[STATED GOAL] Your task is to output the entries below word for word.

[MATERIAL]

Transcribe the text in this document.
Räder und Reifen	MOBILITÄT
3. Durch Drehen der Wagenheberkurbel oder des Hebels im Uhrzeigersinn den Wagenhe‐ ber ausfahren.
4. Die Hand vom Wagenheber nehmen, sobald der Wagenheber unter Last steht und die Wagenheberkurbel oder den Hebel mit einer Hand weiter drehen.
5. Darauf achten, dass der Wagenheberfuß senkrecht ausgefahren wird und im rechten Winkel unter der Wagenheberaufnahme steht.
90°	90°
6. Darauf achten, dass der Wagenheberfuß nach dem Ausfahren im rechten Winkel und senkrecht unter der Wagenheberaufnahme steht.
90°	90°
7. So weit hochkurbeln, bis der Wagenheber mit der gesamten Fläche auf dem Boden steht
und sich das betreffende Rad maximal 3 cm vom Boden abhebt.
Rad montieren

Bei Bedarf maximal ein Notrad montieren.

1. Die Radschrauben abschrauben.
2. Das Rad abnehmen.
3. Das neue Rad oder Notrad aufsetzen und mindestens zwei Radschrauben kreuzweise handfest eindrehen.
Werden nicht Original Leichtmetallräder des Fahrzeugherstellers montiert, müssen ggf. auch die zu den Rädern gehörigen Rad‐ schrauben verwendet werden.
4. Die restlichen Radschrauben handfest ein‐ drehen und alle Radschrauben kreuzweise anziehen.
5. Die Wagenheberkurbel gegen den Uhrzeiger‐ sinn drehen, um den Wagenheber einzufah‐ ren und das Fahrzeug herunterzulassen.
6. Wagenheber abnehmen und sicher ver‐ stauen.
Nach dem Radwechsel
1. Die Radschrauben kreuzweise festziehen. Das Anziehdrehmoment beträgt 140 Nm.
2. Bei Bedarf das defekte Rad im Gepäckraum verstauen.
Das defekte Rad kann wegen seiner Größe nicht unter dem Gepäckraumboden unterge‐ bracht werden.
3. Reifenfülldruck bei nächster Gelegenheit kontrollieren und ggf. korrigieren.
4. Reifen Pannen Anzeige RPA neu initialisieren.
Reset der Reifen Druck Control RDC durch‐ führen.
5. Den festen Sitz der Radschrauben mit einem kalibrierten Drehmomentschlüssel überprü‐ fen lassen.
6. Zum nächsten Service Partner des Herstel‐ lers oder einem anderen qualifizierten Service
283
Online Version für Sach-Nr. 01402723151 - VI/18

[TASK RESPONSE]
Transcribe the text in this document.
Räder und Reifen	MOBILITÄT
3. Durch Drehen der Wagenheberkurbel oder des Hebels im Uhrzeigersinn den Wagenhe‐ ber ausfahren.
4. Die Hand vom Wagenheber nehmen, sobald der Wagenheber unter Last steht und die Wagenheberkurbel oder den Hebel mit einer Hand weiter drehen.
5. Darauf achten, dass der Wagenheberfuß senkrecht ausgefahren wird und im rechten Winkel unter der Wagenheberaufnahme steht.
90°	90°
6. Darauf achten, dass der Wagenheberfuß nach dem Ausfahren im rechten Winkel und senkrecht unter der Wagenheberaufnahme steht.
90°	90°
7. So weit hochkurbeln, bis der Wagenheber mit der gesamten Fläche auf dem Boden steht
und sich das betreffende Rad maximal 3 cm vom Boden abhebt.
Rad montieren

Bei Bedarf maximal ein Notrad montieren.

1. Die Radschrauben abschrauben.
2. Das Rad abnehmen.
3. Das neue Rad oder Notrad aufsetzen und mindestens zwei Radschrauben kreuzweise handfest eindrehen.
Werden nicht Original Leichtmetallräder des Fahrzeugherstellers montiert, müssen ggf. auch die zu den Rädern gehörigen Rad‐ schrauben verwendet werden.
4. Die restlichen Radschrauben handfest ein‐ drehen und alle Radschrauben kreuzweise anziehen.
5. Die Wagenheberkurbel gegen den Uhrzeiger‐ sinn drehen, um den Wagenheber einzufah‐ ren und das Fahrzeug herunterzulassen.
6. Wagenheber abnehmen und sicher ver‐ stauen.
Nach dem Radwechsel
1. Die Radschrauben kreuzweise festziehen. Das Anziehdrehmoment beträgt 140 Nm.
2. Bei Bedarf das defekte Rad im Gepäckraum verstauen.
Das defekte Rad kann wegen seiner Größe nicht unter dem Gepäckraumboden unterge‐ bracht werden.
3. Reifenfülldruck bei nächster Gelegenheit kontrollieren und ggf. korrigieren.
4. Reifen Pannen Anzeige RPA neu initialisieren.
Reset der Reifen Druck Control RDC durch‐ führen.
5. Den festen Sitz der Radschrauben mit einem kalibrierten Drehmomentschlüssel überprü‐ fen lassen.
6. Zum nächsten Service Partner des Herstel‐ lers oder einem anderen qualifizierten Service
283
Online Version für Sach-Nr. 01402723151 - VI/18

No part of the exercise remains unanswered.